**PROBLEM REQUIREMENTS**
Emit the entire listing verbatim.
- - -
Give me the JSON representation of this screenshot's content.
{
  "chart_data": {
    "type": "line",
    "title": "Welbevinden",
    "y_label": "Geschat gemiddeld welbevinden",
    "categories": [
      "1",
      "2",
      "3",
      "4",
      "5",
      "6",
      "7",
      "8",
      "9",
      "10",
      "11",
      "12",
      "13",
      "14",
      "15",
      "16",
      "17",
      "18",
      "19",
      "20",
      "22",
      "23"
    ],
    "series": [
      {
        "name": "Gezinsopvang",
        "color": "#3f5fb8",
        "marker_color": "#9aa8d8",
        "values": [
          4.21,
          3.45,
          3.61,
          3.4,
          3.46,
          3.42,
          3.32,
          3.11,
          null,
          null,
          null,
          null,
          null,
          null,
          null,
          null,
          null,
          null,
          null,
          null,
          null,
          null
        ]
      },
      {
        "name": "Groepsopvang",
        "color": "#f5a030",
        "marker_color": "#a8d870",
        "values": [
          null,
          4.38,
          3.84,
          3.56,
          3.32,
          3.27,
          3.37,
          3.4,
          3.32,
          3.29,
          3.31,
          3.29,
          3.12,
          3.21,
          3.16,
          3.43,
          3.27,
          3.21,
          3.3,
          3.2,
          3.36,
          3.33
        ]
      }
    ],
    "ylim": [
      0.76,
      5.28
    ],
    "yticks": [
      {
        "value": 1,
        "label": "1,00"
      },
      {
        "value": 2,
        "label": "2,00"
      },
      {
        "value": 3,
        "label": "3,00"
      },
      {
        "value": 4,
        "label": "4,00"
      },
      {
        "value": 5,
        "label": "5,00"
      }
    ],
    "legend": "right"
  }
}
- - -
**ANSWER TO THE EXERCISE**
Give me the JSON representation of this screenshot's content.
{
  "chart_data": {
    "type": "line",
    "title": "Welbevinden",
    "y_label": "Geschat gemiddeld welbevinden",
    "categories": [
      "1",
      "2",
      "3",
      "4",
      "5",
      "6",
      "7",
      "8",
      "9",
      "10",
      "11",
      "12",
      "13",
      "14",
      "15",
      "16",
      "17",
      "18",
      "19",
      "20",
      "22",
      "23"
    ],
    "series": [
      {
        "name": "Gezinsopvang",
        "color": "#3f5fb8",
        "marker_color": "#9aa8d8",
        "values": [
          4.21,
          3.45,
          3.61,
          3.4,
          3.46,
          3.42,
          3.32,
          3.11,
          null,
          null,
          null,
          null,
          null,
          null,
          null,
          null,
          null,
          null,
          null,
          null,
          null,
          null
        ]
      },
      {
        "name": "Groepsopvang",
        "color": "#f5a030",
        "marker_color": "#a8d870",
        "values": [
          null,
          4.38,
          3.84,
          3.56,
          3.32,
          3.27,
          3.37,
          3.4,
          3.32,
          3.29,
          3.31,
          3.29,
          3.12,
          3.21,
          3.16,
          3.43,
          3.27,
          3.21,
          3.3,
          3.2,
          3.36,
          3.33
        ]
      }
    ],
    "ylim": [
      0.76,
      5.28
    ],
    "yticks": [
      {
        "value": 1,
        "label": "1,00"
      },
      {
        "value": 2,
        "label": "2,00"
      },
      {
        "value": 3,
        "label": "3,00"
      },
      {
        "value": 4,
        "label": "4,00"
      },
      {
        "value": 5,
        "label": "5,00"
      }
    ],
    "legend": "right"
  }
}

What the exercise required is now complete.